### Directive
Below are some records: retype them all exactly, but not the pictures.

### Raw records
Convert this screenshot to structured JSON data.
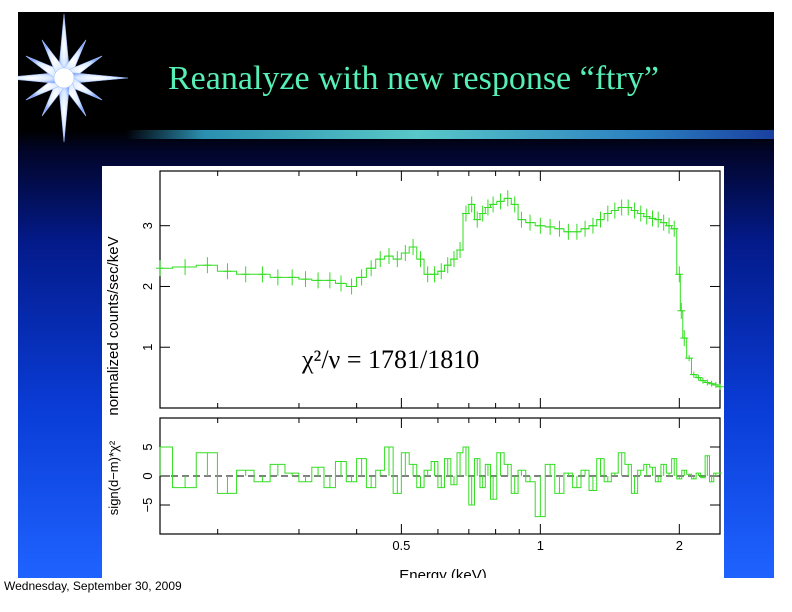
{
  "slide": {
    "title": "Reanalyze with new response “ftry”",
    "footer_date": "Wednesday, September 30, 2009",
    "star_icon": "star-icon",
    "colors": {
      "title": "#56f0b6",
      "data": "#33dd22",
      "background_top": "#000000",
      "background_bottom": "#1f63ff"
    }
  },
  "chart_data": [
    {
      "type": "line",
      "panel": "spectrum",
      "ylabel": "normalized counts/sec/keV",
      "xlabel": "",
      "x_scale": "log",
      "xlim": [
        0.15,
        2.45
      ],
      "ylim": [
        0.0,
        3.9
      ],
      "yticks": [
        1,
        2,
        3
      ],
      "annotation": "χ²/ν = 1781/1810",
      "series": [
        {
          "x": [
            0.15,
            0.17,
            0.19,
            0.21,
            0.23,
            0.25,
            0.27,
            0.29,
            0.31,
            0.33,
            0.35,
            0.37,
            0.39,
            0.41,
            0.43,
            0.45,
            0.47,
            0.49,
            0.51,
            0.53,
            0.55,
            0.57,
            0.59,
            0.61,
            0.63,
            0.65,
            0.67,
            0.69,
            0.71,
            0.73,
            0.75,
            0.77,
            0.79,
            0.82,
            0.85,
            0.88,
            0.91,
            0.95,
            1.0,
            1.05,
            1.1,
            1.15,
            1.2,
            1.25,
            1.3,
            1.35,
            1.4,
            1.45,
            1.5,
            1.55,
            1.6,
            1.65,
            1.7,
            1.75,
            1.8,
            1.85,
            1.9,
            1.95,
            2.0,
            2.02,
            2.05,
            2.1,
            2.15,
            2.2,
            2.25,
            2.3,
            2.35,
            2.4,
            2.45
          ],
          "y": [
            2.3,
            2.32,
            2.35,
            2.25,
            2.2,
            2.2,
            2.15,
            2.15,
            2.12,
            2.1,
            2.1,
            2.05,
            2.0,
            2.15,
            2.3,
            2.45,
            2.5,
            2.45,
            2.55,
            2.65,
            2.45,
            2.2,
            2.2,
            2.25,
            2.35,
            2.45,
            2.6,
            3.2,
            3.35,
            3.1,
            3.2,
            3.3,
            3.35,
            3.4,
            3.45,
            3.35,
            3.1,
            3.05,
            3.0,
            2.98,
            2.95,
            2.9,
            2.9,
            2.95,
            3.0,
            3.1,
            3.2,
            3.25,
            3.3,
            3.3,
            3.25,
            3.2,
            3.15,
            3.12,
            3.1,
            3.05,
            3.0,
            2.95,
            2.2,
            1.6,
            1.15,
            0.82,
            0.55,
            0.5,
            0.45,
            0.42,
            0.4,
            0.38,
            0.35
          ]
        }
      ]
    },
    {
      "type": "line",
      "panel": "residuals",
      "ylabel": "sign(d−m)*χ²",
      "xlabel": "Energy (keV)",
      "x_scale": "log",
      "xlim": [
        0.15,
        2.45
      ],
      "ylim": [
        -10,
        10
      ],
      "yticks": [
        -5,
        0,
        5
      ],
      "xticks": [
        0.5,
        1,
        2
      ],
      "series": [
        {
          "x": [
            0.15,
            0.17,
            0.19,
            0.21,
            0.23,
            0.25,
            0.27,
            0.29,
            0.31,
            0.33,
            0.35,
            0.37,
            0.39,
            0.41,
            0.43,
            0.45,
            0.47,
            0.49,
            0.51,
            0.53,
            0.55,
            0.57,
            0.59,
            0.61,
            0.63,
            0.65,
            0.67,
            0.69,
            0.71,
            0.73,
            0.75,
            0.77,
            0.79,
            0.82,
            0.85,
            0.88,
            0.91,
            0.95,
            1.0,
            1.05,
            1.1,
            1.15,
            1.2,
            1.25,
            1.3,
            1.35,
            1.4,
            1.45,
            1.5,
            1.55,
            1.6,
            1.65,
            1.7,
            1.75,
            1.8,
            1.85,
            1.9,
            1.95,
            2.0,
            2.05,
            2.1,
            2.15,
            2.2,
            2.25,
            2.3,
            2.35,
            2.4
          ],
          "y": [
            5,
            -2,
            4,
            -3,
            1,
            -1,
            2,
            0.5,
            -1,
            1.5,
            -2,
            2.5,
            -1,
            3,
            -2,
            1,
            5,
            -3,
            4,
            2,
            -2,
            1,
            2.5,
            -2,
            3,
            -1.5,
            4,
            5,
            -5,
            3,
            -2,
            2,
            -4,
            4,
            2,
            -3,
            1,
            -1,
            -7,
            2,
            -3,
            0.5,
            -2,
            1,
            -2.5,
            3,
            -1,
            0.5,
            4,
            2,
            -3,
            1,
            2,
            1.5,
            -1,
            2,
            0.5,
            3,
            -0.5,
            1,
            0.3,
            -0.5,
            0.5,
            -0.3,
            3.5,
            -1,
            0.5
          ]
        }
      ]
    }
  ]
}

### Completed task
Convert this screenshot to structured JSON data.
{
  "slide": {
    "title": "Reanalyze with new response “ftry”",
    "footer_date": "Wednesday, September 30, 2009",
    "star_icon": "star-icon",
    "colors": {
      "title": "#56f0b6",
      "data": "#33dd22",
      "background_top": "#000000",
      "background_bottom": "#1f63ff"
    }
  },
  "chart_data": [
    {
      "type": "line",
      "panel": "spectrum",
      "ylabel": "normalized counts/sec/keV",
      "xlabel": "",
      "x_scale": "log",
      "xlim": [
        0.15,
        2.45
      ],
      "ylim": [
        0.0,
        3.9
      ],
      "yticks": [
        1,
        2,
        3
      ],
      "annotation": "χ²/ν = 1781/1810",
      "series": [
        {
          "x": [
            0.15,
            0.17,
            0.19,
            0.21,
            0.23,
            0.25,
            0.27,
            0.29,
            0.31,
            0.33,
            0.35,
            0.37,
            0.39,
            0.41,
            0.43,
            0.45,
            0.47,
            0.49,
            0.51,
            0.53,
            0.55,
            0.57,
            0.59,
            0.61,
            0.63,
            0.65,
            0.67,
            0.69,
            0.71,
            0.73,
            0.75,
            0.77,
            0.79,
            0.82,
            0.85,
            0.88,
            0.91,
            0.95,
            1.0,
            1.05,
            1.1,
            1.15,
            1.2,
            1.25,
            1.3,
            1.35,
            1.4,
            1.45,
            1.5,
            1.55,
            1.6,
            1.65,
            1.7,
            1.75,
            1.8,
            1.85,
            1.9,
            1.95,
            2.0,
            2.02,
            2.05,
            2.1,
            2.15,
            2.2,
            2.25,
            2.3,
            2.35,
            2.4,
            2.45
          ],
          "y": [
            2.3,
            2.32,
            2.35,
            2.25,
            2.2,
            2.2,
            2.15,
            2.15,
            2.12,
            2.1,
            2.1,
            2.05,
            2.0,
            2.15,
            2.3,
            2.45,
            2.5,
            2.45,
            2.55,
            2.65,
            2.45,
            2.2,
            2.2,
            2.25,
            2.35,
            2.45,
            2.6,
            3.2,
            3.35,
            3.1,
            3.2,
            3.3,
            3.35,
            3.4,
            3.45,
            3.35,
            3.1,
            3.05,
            3.0,
            2.98,
            2.95,
            2.9,
            2.9,
            2.95,
            3.0,
            3.1,
            3.2,
            3.25,
            3.3,
            3.3,
            3.25,
            3.2,
            3.15,
            3.12,
            3.1,
            3.05,
            3.0,
            2.95,
            2.2,
            1.6,
            1.15,
            0.82,
            0.55,
            0.5,
            0.45,
            0.42,
            0.4,
            0.38,
            0.35
          ]
        }
      ]
    },
    {
      "type": "line",
      "panel": "residuals",
      "ylabel": "sign(d−m)*χ²",
      "xlabel": "Energy (keV)",
      "x_scale": "log",
      "xlim": [
        0.15,
        2.45
      ],
      "ylim": [
        -10,
        10
      ],
      "yticks": [
        -5,
        0,
        5
      ],
      "xticks": [
        0.5,
        1,
        2
      ],
      "series": [
        {
          "x": [
            0.15,
            0.17,
            0.19,
            0.21,
            0.23,
            0.25,
            0.27,
            0.29,
            0.31,
            0.33,
            0.35,
            0.37,
            0.39,
            0.41,
            0.43,
            0.45,
            0.47,
            0.49,
            0.51,
            0.53,
            0.55,
            0.57,
            0.59,
            0.61,
            0.63,
            0.65,
            0.67,
            0.69,
            0.71,
            0.73,
            0.75,
            0.77,
            0.79,
            0.82,
            0.85,
            0.88,
            0.91,
            0.95,
            1.0,
            1.05,
            1.1,
            1.15,
            1.2,
            1.25,
            1.3,
            1.35,
            1.4,
            1.45,
            1.5,
            1.55,
            1.6,
            1.65,
            1.7,
            1.75,
            1.8,
            1.85,
            1.9,
            1.95,
            2.0,
            2.05,
            2.1,
            2.15,
            2.2,
            2.25,
            2.3,
            2.35,
            2.4
          ],
          "y": [
            5,
            -2,
            4,
            -3,
            1,
            -1,
            2,
            0.5,
            -1,
            1.5,
            -2,
            2.5,
            -1,
            3,
            -2,
            1,
            5,
            -3,
            4,
            2,
            -2,
            1,
            2.5,
            -2,
            3,
            -1.5,
            4,
            5,
            -5,
            3,
            -2,
            2,
            -4,
            4,
            2,
            -3,
            1,
            -1,
            -7,
            2,
            -3,
            0.5,
            -2,
            1,
            -2.5,
            3,
            -1,
            0.5,
            4,
            2,
            -3,
            1,
            2,
            1.5,
            -1,
            2,
            0.5,
            3,
            -0.5,
            1,
            0.3,
            -0.5,
            0.5,
            -0.3,
            3.5,
            -1,
            0.5
          ]
        }
      ]
    }
  ]
}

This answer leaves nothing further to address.